§ **Passage for review**
A few weeks ago I had the pleasure of spending a few days in the south west corner of North Carolina. Renting a cabin in the woods in the Smoky Mountains provided a wonderful opportunity for walking in the woods. Many of my walks were made more pleasurable by the steady cadence of fast flowing rivers punctuated by majestic waterfalls. The trees and leaves glistened in the refracted sunlight of October days. The area brought back memories of time spent in the Lake District of north west England. The latter is a majestic landscape of hills and lakes, shaped by an ice age of some 20-30,000 years ago! The Lake District played an important part in the life and writings of some of the best English poets, and writers, William Wordsworth, Charles Lamb, and Samuel Taylor Coleridge and much later Beatrix Potter. Wordsworth spent his childhood years in Cockermouth in a house that backed to the River Derwent. In later years he returned to the area and made his home in Grasmere! In his Prelude which is an autobiographical poem in which he remembers his childhood and shares thoughts on the importance of nature, believing a love of nature can lead to love of humankind. Ponder his remembering the joy he had as a young boy playing in the river Derwent as it flowed by his home. What childhood memories does this poem stir in you of childhood days, rivers, fields, clouds, and all things of nature? Listen to the music of the river.

§ **Set of tasks**
a: In the reflection on the Smoky Mountains and the Lake District:
(i) In what town did Wordsworth spend his childhood years?
(ii) Where did he make his home when he returned to the area in later years?
(iii) Roughly how long ago did the ice age that shaped the Lake District occur?
b: What might come next in the reflection on the Smoky Mountains and the Lake District? Write it, starting after its final sentence.
The data after this point are separate material, unconnected to the reflection on the Smoky Mountains and the Lake District.

§ **Extracted data**
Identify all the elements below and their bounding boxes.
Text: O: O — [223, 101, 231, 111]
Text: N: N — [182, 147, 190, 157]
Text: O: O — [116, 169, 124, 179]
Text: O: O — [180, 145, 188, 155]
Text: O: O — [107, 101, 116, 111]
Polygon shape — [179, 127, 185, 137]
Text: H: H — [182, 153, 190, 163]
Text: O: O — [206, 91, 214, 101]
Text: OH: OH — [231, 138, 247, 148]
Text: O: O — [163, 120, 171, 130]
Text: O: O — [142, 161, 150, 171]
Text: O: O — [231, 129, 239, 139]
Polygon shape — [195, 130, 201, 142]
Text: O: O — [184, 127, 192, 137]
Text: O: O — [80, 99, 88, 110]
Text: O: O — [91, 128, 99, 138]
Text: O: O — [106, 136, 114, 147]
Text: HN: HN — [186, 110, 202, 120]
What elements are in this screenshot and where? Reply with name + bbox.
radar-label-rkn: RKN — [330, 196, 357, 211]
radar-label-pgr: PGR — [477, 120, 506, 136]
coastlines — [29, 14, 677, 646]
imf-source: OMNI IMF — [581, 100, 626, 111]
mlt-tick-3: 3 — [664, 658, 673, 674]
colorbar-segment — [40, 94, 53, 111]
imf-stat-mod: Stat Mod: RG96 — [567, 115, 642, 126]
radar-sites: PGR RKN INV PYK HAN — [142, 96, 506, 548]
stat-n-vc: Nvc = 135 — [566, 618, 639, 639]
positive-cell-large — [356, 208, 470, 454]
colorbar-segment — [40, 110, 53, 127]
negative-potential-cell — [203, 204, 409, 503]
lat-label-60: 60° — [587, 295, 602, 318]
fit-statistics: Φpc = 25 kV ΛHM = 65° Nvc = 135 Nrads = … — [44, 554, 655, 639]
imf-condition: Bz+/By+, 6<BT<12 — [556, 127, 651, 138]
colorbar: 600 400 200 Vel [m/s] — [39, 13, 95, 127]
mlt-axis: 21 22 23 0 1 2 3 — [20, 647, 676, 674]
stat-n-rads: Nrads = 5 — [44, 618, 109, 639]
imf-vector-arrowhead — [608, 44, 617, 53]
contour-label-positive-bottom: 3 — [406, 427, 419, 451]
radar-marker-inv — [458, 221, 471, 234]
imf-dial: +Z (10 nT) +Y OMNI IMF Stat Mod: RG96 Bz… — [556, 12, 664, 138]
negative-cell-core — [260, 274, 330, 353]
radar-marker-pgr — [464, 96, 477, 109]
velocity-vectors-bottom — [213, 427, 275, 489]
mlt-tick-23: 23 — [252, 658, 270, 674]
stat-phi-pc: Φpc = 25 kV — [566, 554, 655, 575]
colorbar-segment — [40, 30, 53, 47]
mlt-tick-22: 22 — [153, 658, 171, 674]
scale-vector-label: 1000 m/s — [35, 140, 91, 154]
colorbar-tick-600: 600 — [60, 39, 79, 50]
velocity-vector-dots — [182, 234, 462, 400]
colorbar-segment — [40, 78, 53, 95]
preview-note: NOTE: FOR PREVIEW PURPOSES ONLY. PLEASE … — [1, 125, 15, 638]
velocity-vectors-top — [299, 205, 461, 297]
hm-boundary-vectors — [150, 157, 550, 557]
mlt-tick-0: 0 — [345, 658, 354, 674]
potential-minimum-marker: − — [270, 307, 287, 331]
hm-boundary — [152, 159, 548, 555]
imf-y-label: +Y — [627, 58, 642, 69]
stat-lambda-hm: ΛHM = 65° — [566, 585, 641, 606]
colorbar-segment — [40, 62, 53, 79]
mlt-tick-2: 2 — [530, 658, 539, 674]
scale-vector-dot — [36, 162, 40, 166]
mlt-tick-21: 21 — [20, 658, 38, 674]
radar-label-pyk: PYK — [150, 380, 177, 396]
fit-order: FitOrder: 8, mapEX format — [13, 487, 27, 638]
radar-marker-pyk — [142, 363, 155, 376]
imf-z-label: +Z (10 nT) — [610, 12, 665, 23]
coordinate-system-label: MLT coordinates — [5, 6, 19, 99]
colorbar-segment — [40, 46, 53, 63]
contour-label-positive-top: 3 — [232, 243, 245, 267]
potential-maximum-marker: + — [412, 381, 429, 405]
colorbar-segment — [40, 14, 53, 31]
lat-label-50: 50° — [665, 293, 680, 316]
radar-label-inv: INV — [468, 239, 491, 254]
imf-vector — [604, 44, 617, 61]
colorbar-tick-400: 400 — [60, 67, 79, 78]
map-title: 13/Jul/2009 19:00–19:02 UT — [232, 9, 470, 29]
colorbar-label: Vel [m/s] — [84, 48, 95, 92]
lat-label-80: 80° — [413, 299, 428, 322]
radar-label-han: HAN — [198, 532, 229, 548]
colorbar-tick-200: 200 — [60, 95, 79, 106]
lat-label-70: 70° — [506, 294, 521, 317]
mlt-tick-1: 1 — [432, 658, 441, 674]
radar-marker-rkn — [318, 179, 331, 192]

§ **Written answers**
a:
(i) Cockermouth
(ii) Grasmere
(iii) Some 20-30,000 years ago

b:
from The Prelude: Book 1: Childhood and School-time
by William Wordsworth
—Was it for this
That one, the fairest of all Rivers, lov’d
To blend his murmurs with my Nurse’s song,
And from his alder shades and rocky falls,
And from his fords and shallows, sent a voice
That flow’d along my dreams? For this, didst Thou,
O Derwent! travelling over the green Plains
Near my ‘sweet Birthplace’, didst thou, beauteous Stream
Make ceaseless music through the night and day
Which with its steady cadence, tempering
Our human waywardness, compos’d my thoughts
To more than infant softness, giving me,
Among the fretful dwellings of mankind,
A knowledge, a dim earnest, of the calm
That Nature breathes among the hills and groves.
When, having left his Mountains, to the Towers
Of Cockermouth that beauteous River came,
Behind my Father’s House he pass’d, close by,
Along the margin of our Terrace Walk.
He was a Playmate whom we dearly lov’d.
Oh! many a time have I, a five years’ Child,
A naked Boy, in one delightful Rill,
A little Mill-race sever’d from his stream,
Made one long bathing of a summer’s day,
Bask’d in the sun, and plunged, and bask’d again
Alternate all a summer’s day, or cours’d
Over the sandy fields, leaping through groves
Of yellow grunsel, or when crag and hill,
The woods, and distant Skiddaw’s lofty height,
Were bronz’d with a deep radiance, stood alone
Beneath the sky, as if I had been born
On Indian Plains, and from my Mother’s hut
Had run abroad in wantonness, to sport,
A naked Savage, in the thunder shower…
Prayer:
Lord God,
the psalmists words come to mind,
“the earth is the Lord’s and the fullness thereof;
the world , and they that dwell therein
for he hath founded it upon the seas, and
established it upon the floods..”
I rejoice today in the beauty of nature.
All around us we observe a restless earth.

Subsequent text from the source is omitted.